- _Document section_:
☆ ☆ ☆ ☆ ☆ ☆ ☆
As was suggested at a previous MB, maybe simply keep these as “open items” with a regular update.
Probably need to be rather generic in the description – as is attempted above – to avoid too many discussions about details.
It should also take a “service viewpoint” – if it’s the same service that is affected, then its in the same “dossier”
3.2 Recent Major Incidents
CASTOR at ASGC - On Friday the CASTOR services at ASGC started degrading and were essentially unusable for ATLAS and CMS (100% failure) from Saturday on. Numerous mails on castor-operation-external (CASTOR operation issues at institutes outside CERN) about “ORA-600 Errors in Castor rhserver”.
ORACLE Services for CASTOR- Still questions about required patch levels for Oracle services for CASTOR outside CERN.
Unscheduled Downtime at SARA - On Monday, SARA announced an unscheduled downtime of the storage services, following earlier errors (also seen over the weekend).
Power Outage at NIKHEF - No specifics on exactly what went wrong with the power but many of the services did not come back up. Virtualized many of the services, but the VM configurations were not set up in a way that made it possible for them to auto-start. Restoration of service is continuing. we've gotten far enough that our Nagios harness is working, so we can get a reasonable overview of what is not working.
J.Templon clarified that the problem was the UPS batteries that caused the problems. The systems not on UPS continued working but the crucial services were obviously on UPS and went down. When power came back the virtual machines running the services did not auto-restart.
J.Shiers noted that incidents during week end are not fixed until the following Monday.
☆ ☆ ☆ ☆ ☆ ☆ ☆
- _Listed entries_:
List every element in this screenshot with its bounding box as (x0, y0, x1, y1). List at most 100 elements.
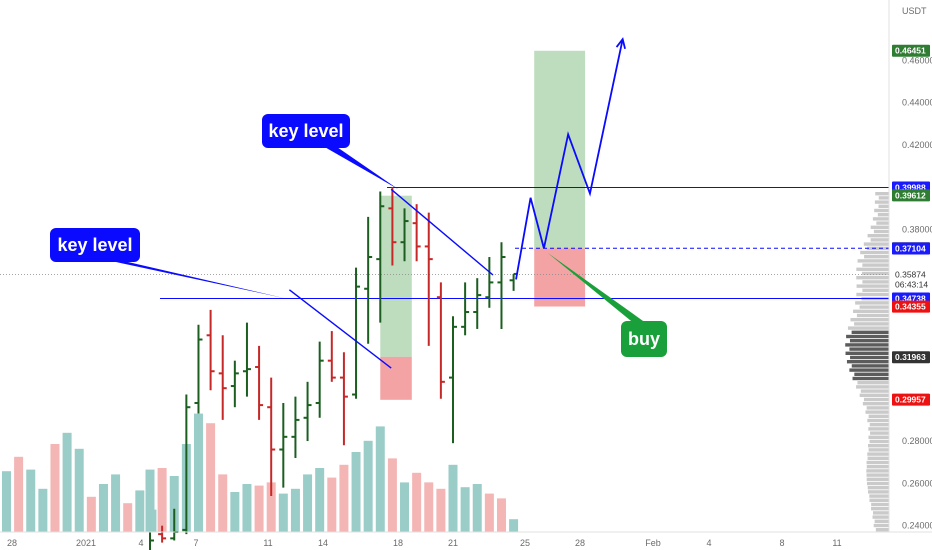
volume-profile-row (856, 284, 889, 288)
volume-bar (193, 413, 203, 532)
volume-profile-row (867, 234, 889, 238)
y-tick-label: 0.28000 (902, 436, 932, 446)
volume-profile-row (856, 267, 889, 271)
volume-bar (242, 484, 252, 532)
volume-profile-row (851, 330, 889, 334)
volume-profile-row (862, 402, 889, 406)
callout-key-level: key level (50, 228, 286, 299)
volume-bar (86, 496, 96, 532)
volume-profile-row (878, 196, 889, 200)
volume-bar (218, 474, 228, 532)
volume-profile-row (866, 469, 889, 473)
volume-profile-row (869, 494, 889, 498)
trendline (288, 289, 392, 369)
volume-bar (448, 464, 458, 532)
callout-text: buy (628, 329, 660, 349)
volume-bar (387, 458, 397, 532)
volume-bar (509, 519, 519, 532)
price-axis[interactable]: 0.46000 0.44000 0.42000 0.38000 0.28000 0.260… (892, 44, 932, 531)
price-label-text: 0.46451 (895, 46, 926, 56)
take-profit-zone (380, 195, 412, 357)
price-label-text: 0.34738 (895, 294, 926, 304)
volume-profile-row (861, 271, 889, 276)
x-tick-label: 7 (193, 538, 198, 548)
take-profit-zone (534, 50, 586, 249)
price-label-tag (892, 44, 930, 57)
volume-bar (351, 452, 361, 532)
callout-pointer (116, 262, 286, 299)
volume-bar (412, 472, 422, 532)
y-tick-label: 0.38000 (902, 225, 932, 235)
volume-profile-row (859, 393, 889, 397)
price-label-tag (892, 242, 930, 255)
volume-profile-row (867, 246, 889, 250)
volume-profile-row (850, 355, 889, 360)
volume-profile-row (850, 318, 889, 322)
volume-profile-row (868, 444, 889, 448)
volume-bar (135, 490, 145, 532)
price-bars (149, 187, 518, 550)
volume-profile-row (862, 263, 889, 267)
volume-profile-row (874, 208, 889, 213)
x-tick-label: 14 (318, 538, 328, 548)
time-axis[interactable]: 28 2021 4 7 11 14 18 21 25 28 Feb 4 8 11 (7, 538, 842, 548)
price-label-tag (892, 300, 930, 313)
volume-bar (111, 474, 121, 532)
volume-profile-row (846, 360, 889, 364)
volume-profile-row (866, 481, 889, 486)
volume-bar (327, 477, 337, 532)
volume-profile (845, 192, 889, 532)
volume-profile-row (869, 439, 889, 444)
volume-profile-row (849, 368, 889, 372)
price-label-text: 0.39612 (895, 190, 926, 200)
volume-bar (74, 448, 84, 532)
volume-profile-row (859, 305, 889, 309)
volume-profile-row (866, 460, 889, 465)
price-label-text: 0.37104 (895, 243, 926, 253)
price-label-text: 06:43:14 (895, 280, 928, 290)
volume-bar (14, 456, 24, 532)
volume-profile-row (862, 280, 889, 284)
volume-profile-row (845, 343, 889, 347)
volume-bar (2, 471, 11, 532)
volume-bar (169, 476, 179, 532)
currency-label: USDT (902, 6, 927, 16)
volume-profile-row (866, 473, 889, 477)
annotations: key level key level buy (50, 114, 667, 357)
volume-profile-row (868, 448, 889, 452)
projection-path (515, 37, 626, 280)
volume-profile-row (874, 519, 889, 523)
volume-profile-row (873, 229, 889, 234)
volume-bar (290, 488, 300, 532)
trendline (390, 188, 494, 276)
volume-bar (484, 493, 494, 532)
y-tick-label: 0.42000 (902, 140, 932, 150)
price-label-tag (892, 189, 930, 202)
volume-profile-row (863, 242, 889, 246)
volume-bar (206, 423, 216, 532)
volume-profile-row (869, 498, 889, 502)
x-tick-label: 4 (138, 538, 143, 548)
volume-profile-row (867, 452, 889, 456)
volume-profile-row (855, 301, 889, 305)
volume-profile-row (875, 192, 889, 196)
volume-bar (38, 488, 48, 532)
volume-bar (62, 432, 72, 532)
volume-profile-row (869, 423, 889, 427)
volume-profile-row (864, 255, 889, 259)
price-label-tag (892, 278, 930, 291)
volume-bar (436, 488, 446, 532)
callout-text: key level (268, 121, 343, 141)
volume-bar (375, 426, 385, 532)
volume-bar (26, 469, 36, 532)
volume-profile-row (856, 292, 889, 297)
volume-profile-row (874, 200, 889, 204)
volume-profile-row (852, 376, 889, 381)
volume-profile-row (876, 221, 889, 225)
volume-profile-row (866, 477, 889, 481)
volume-profile-row (853, 309, 889, 313)
volume-bar (424, 482, 434, 532)
volume-profile-row (868, 490, 889, 494)
volume-bar (145, 469, 155, 532)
☆ ☆ ☆ ☆ ☆ ☆ ☆
- _Problems to work on_:
• 1. In the incident notes, what did J.Templon say caused the problems at NIKHEF?
• 2. Rewrite the incident notes' paragraph beginning "Power Outage at NIKHEF" as a short list that keeps its main facts.
• 3. Say whether each statement agrees with the incident notes, and quote the words that decide it:
(a) The CASTOR services at ASGC failed completely for ATLAS and CMS from Saturday on.
(b) SARA's downtime of its storage services was scheduled.
(c) At NIKHEF, the systems that were not on UPS stopped working.

- _Responses for each task_:
• 1. The UPS batteries caused the problems.

• 2.
- It is not known exactly what went wrong with the power.
- Many services did not come back up.
- Many services had been virtualized, but their VM configurations were not set up to auto-start.
- Restoration of service is still going on.
- The Nagios harness now works, which gives a reasonable overview of what is not working.

• 3.
(a) Yes: "were essentially unusable for ATLAS and CMS (100% failure) from Saturday on"
(b) No: "SARA announced an unscheduled downtime of the storage services"
(c) No: "The systems not on UPS continued working"